____ DATASET EXTRACT

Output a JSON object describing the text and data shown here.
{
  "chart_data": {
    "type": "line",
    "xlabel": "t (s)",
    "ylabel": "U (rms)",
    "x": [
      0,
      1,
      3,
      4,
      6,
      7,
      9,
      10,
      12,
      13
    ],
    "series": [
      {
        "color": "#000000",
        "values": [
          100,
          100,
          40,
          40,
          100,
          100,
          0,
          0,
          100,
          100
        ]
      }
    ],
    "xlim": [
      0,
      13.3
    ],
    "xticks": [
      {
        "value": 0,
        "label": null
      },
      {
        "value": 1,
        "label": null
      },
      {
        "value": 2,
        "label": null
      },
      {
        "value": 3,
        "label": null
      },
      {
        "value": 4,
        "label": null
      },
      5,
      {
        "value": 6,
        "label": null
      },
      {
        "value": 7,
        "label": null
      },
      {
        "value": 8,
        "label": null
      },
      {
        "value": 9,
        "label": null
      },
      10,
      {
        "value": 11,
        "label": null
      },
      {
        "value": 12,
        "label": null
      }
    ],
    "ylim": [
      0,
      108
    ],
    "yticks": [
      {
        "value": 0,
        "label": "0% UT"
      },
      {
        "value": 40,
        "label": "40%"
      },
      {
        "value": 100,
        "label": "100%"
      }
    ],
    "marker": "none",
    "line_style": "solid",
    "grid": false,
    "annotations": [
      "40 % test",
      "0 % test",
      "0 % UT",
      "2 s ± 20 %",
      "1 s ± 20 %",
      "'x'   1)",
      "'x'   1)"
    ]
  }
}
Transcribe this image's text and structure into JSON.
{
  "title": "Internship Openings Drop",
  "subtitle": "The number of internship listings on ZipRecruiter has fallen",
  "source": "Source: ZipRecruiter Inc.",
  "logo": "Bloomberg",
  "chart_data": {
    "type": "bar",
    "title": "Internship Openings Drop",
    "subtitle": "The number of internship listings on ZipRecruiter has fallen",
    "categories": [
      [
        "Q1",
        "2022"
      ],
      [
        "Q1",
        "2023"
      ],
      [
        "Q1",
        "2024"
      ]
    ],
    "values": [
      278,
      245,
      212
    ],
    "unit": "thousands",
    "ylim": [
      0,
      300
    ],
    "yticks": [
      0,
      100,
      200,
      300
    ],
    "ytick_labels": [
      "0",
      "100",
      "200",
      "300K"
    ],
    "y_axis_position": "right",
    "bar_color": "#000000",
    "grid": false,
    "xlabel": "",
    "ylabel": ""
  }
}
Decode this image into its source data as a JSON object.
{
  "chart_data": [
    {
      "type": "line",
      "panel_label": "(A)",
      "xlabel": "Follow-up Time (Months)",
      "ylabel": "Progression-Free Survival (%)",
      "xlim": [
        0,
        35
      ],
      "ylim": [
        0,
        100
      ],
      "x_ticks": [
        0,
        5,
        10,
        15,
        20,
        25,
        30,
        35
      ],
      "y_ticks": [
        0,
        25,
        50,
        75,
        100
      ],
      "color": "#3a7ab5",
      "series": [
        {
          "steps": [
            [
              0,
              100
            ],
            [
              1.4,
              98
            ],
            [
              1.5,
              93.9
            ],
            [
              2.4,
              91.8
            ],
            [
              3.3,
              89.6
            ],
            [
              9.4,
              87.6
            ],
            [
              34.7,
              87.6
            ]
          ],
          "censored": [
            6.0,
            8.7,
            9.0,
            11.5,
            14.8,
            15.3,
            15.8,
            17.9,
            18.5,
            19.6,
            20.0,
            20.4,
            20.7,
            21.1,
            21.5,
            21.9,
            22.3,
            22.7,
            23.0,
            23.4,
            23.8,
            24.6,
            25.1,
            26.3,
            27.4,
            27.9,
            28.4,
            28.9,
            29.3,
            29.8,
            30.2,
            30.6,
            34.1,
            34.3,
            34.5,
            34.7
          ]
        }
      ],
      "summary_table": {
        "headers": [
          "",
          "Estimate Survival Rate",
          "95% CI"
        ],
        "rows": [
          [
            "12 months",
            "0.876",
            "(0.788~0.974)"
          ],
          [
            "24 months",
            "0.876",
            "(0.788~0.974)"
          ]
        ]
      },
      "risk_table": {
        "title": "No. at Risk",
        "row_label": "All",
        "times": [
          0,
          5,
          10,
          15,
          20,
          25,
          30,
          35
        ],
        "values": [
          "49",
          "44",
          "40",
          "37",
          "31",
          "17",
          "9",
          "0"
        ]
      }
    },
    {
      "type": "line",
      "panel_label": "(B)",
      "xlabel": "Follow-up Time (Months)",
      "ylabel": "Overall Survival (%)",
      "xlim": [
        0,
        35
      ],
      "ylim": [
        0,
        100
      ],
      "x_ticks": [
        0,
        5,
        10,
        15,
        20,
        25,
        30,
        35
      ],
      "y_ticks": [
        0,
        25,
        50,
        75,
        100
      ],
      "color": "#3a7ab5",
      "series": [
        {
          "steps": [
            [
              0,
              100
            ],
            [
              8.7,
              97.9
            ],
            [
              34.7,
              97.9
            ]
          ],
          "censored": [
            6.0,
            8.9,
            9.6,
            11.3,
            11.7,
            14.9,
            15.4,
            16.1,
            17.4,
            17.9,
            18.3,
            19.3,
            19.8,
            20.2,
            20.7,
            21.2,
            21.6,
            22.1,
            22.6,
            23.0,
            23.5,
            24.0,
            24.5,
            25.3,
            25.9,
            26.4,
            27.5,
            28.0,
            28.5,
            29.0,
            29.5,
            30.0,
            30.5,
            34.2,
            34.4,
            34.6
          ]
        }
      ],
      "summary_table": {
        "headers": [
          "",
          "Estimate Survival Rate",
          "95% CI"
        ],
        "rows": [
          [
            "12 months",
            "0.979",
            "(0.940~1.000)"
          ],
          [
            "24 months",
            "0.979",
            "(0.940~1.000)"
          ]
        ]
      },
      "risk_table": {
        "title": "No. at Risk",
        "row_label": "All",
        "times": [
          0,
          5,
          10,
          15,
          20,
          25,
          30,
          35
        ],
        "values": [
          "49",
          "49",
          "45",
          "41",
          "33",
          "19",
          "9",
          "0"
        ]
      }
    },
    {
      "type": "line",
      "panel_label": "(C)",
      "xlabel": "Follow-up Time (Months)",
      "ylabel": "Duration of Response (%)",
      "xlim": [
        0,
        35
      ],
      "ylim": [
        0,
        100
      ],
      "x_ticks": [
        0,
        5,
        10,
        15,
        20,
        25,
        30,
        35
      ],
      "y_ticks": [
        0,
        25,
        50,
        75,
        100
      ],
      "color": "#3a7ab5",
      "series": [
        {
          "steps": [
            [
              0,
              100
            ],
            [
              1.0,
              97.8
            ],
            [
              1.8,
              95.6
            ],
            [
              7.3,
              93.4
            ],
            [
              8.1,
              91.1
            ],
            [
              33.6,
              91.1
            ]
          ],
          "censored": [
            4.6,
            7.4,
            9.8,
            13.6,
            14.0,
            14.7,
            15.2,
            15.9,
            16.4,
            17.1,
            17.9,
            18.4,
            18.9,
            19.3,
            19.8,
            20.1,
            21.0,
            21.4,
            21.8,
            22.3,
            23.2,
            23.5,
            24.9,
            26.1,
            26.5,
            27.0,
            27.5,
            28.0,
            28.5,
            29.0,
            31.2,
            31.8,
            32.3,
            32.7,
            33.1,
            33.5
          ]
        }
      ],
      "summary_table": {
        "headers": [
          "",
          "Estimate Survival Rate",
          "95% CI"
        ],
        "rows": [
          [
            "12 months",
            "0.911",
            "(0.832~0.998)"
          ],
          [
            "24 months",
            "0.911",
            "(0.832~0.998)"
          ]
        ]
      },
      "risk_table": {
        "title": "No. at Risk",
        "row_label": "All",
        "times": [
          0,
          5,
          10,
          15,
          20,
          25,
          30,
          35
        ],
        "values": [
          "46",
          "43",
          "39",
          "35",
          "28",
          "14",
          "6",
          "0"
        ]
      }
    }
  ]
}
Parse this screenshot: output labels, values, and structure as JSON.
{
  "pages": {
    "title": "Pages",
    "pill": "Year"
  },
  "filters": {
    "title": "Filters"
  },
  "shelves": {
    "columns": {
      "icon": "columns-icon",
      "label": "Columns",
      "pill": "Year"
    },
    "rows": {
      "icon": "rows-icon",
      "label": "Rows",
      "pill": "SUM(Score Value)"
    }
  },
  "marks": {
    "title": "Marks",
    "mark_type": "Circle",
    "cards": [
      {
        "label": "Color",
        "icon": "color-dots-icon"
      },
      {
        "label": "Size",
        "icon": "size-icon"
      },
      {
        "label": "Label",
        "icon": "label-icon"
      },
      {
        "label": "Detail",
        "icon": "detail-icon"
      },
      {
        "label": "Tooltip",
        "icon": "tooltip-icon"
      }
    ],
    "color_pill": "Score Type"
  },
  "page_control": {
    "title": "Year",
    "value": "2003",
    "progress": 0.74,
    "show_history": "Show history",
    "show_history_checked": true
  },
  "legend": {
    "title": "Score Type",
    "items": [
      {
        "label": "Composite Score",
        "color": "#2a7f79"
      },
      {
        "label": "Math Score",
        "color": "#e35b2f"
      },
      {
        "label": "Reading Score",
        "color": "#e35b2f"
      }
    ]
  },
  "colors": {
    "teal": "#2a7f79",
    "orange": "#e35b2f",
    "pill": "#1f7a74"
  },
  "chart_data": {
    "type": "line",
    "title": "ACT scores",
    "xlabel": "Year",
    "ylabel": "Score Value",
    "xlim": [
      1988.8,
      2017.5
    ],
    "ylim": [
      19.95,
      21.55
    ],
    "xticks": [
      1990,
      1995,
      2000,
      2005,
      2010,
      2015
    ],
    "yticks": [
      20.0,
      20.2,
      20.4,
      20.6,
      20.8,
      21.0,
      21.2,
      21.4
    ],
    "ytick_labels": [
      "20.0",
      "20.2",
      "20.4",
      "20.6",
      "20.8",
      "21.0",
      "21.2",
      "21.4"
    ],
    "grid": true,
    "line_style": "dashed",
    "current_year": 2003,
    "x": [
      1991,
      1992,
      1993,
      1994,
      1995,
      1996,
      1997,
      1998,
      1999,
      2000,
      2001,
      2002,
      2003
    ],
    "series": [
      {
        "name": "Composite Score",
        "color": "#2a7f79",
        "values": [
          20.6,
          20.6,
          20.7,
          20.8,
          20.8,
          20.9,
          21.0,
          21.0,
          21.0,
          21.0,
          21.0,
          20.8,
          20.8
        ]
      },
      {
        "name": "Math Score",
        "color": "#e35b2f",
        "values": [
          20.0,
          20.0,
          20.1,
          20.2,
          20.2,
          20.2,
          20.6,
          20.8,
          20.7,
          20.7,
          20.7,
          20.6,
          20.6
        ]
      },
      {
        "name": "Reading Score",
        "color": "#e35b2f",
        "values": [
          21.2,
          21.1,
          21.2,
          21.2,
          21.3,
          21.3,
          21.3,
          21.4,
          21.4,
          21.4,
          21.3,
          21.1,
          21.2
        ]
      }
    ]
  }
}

________

Using the records above, gather all lines where the string "into" is present.

- _RESULT OF THIS TASK_
Transcribe this image's text and structure into JSON.
Decode this image into its source data as a JSON object.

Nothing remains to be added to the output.